Brief> Copy each of the entries below faithfully, setting aside any pictures.

▽

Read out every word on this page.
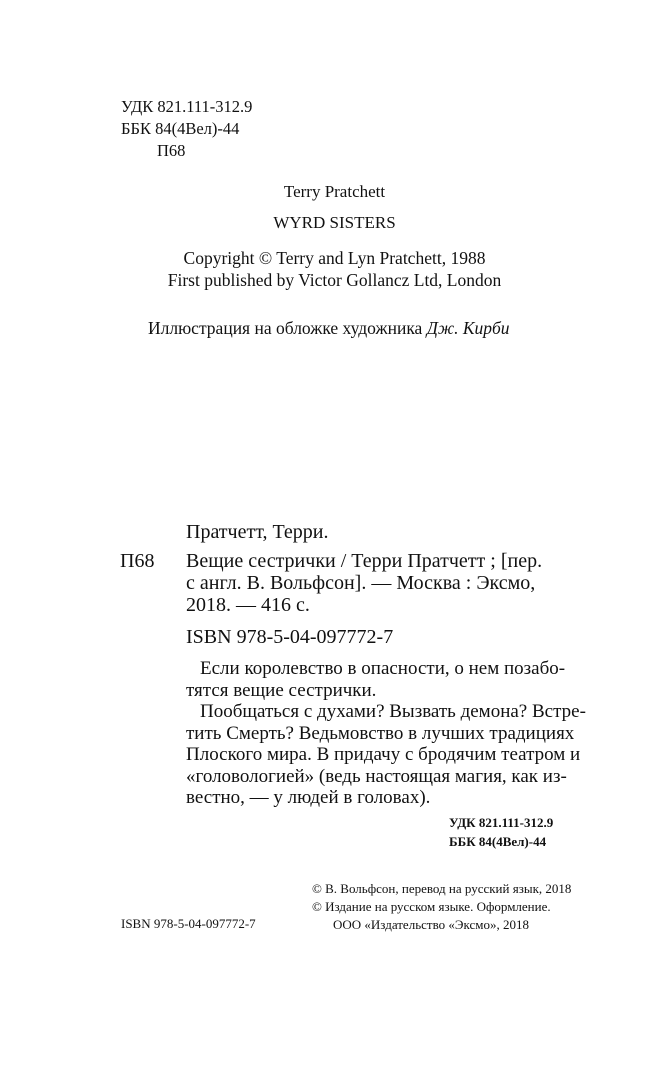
УДК 821.111-312.9
ББК 84(4Вел)-44
П68
Terry Pratchett
WYRD SISTERS
Copyright © Terry and Lyn Pratchett, 1988
First published by Victor Gollancz Ltd, London
Иллюстрация на обложке художника Дж. Кирби
Пратчетт, Терри.
П68 Вещие сестрички / Терри Пратчетт ; [пер.
с англ. В. Вольфсон]. — Москва : Эксмо,
2018. — 416 с.
ISBN 978-5-04-097772-7
Если королевство в опасности, о нем позабо-
тятся вещие сестрички.
Пообщаться с духами? Вызвать демона? Встре-
тить Смерть? Ведьмовство в лучших традициях
Плоского мира. В придачу с бродячим театром и
«головологией» (ведь настоящая магия, как из-
вестно, — у людей в головах).
УДК 821.111-312.9
ББК 84(4Вел)-44
© В. Вольфсон, перевод на русский язык, 2018
© Издание на русском языке. Оформление.
ООО «Издательство «Эксмо», 2018
ISBN 978-5-04-097772-7
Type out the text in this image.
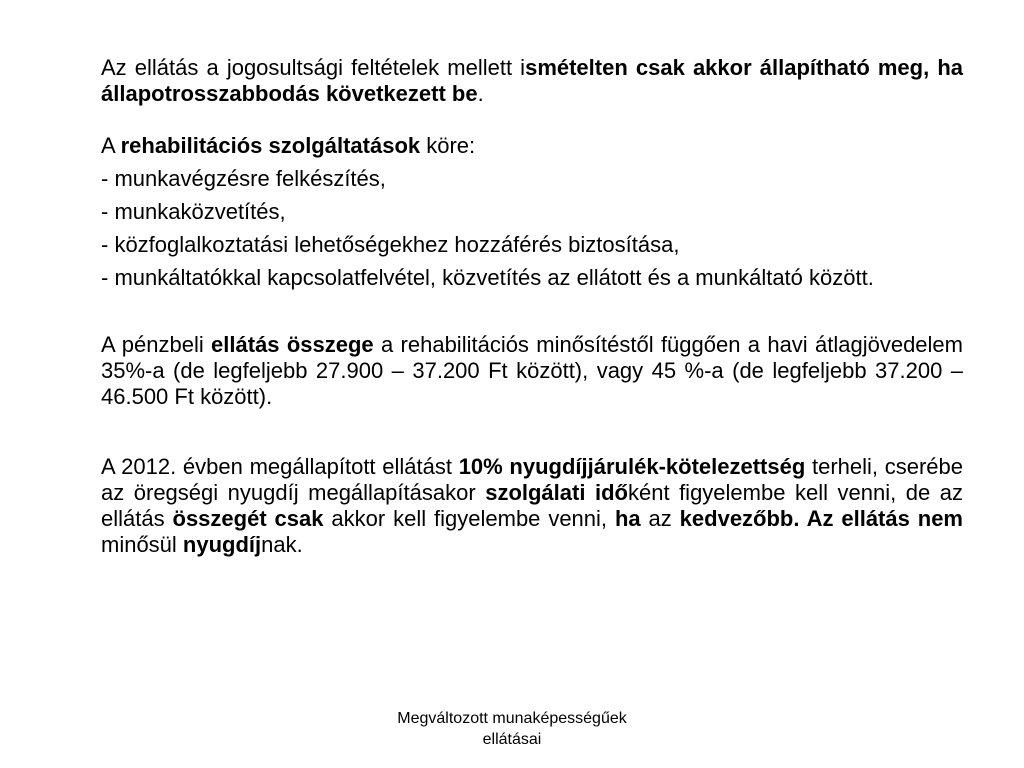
Az ellátás a jogosultsági feltételek mellett ismételten csak akkor állapítható meg, ha állapotrosszabbodás következett be.

A rehabilitációs szolgáltatások köre:

- munkavégzésre felkészítés,

- munkaközvetítés,

- közfoglalkoztatási lehetőségekhez hozzáférés biztosítása,

- munkáltatókkal kapcsolatfelvétel, közvetítés az ellátott és a munkáltató között.

A pénzbeli ellátás összege a rehabilitációs minősítéstől függően a havi átlagjövedelem 35%-a (de legfeljebb 27.900 – 37.200 Ft között), vagy 45 %-a (de legfeljebb 37.200 – 46.500 Ft között).

A 2012. évben megállapított ellátást 10% nyugdíjjárulék-kötelezettség terheli, cserébe az öregségi nyugdíj megállapításakor szolgálati időként figyelembe kell venni, de az ellátás összegét csak akkor kell figyelembe venni, ha az kedvezőbb. Az ellátás nem minősül nyugdíjnak.

Megváltozott munaképességűek
ellátásai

△

Task answer>
Read out every word on this page.
УДК 821.111-312.9
ББК 84(4Вел)-44
П68
Terry Pratchett
WYRD SISTERS
Copyright © Terry and Lyn Pratchett, 1988
First published by Victor Gollancz Ltd, London
Иллюстрация на обложке художника Дж. Кирби
Пратчетт, Терри.
П68 Вещие сестрички / Терри Пратчетт ; [пер.
с англ. В. Вольфсон]. — Москва : Эксмо,
2018. — 416 с.
ISBN 978-5-04-097772-7
Если королевство в опасности, о нем позабо-
тятся вещие сестрички.
Пообщаться с духами? Вызвать демона? Встре-
тить Смерть? Ведьмовство в лучших традициях
Плоского мира. В придачу с бродячим театром и
«головологией» (ведь настоящая магия, как из-
вестно, — у людей в головах).
УДК 821.111-312.9
ББК 84(4Вел)-44
© В. Вольфсон, перевод на русский язык, 2018
© Издание на русском языке. Оформление.
ООО «Издательство «Эксмо», 2018
ISBN 978-5-04-097772-7
Type out the text in this image.
Az ellátás a jogosultsági feltételek mellett ismételten csak akkor állapítható meg, ha állapotrosszabbodás következett be.

A rehabilitációs szolgáltatások köre:

- munkavégzésre felkészítés,

- munkaközvetítés,

- közfoglalkoztatási lehetőségekhez hozzáférés biztosítása,

- munkáltatókkal kapcsolatfelvétel, közvetítés az ellátott és a munkáltató között.

A pénzbeli ellátás összege a rehabilitációs minősítéstől függően a havi átlagjövedelem 35%-a (de legfeljebb 27.900 – 37.200 Ft között), vagy 45 %-a (de legfeljebb 37.200 – 46.500 Ft között).

A 2012. évben megállapított ellátást 10% nyugdíjjárulék-kötelezettség terheli, cserébe az öregségi nyugdíj megállapításakor szolgálati időként figyelembe kell venni, de az ellátás összegét csak akkor kell figyelembe venni, ha az kedvezőbb. Az ellátás nem minősül nyugdíjnak.

Megváltozott munaképességűek
ellátásai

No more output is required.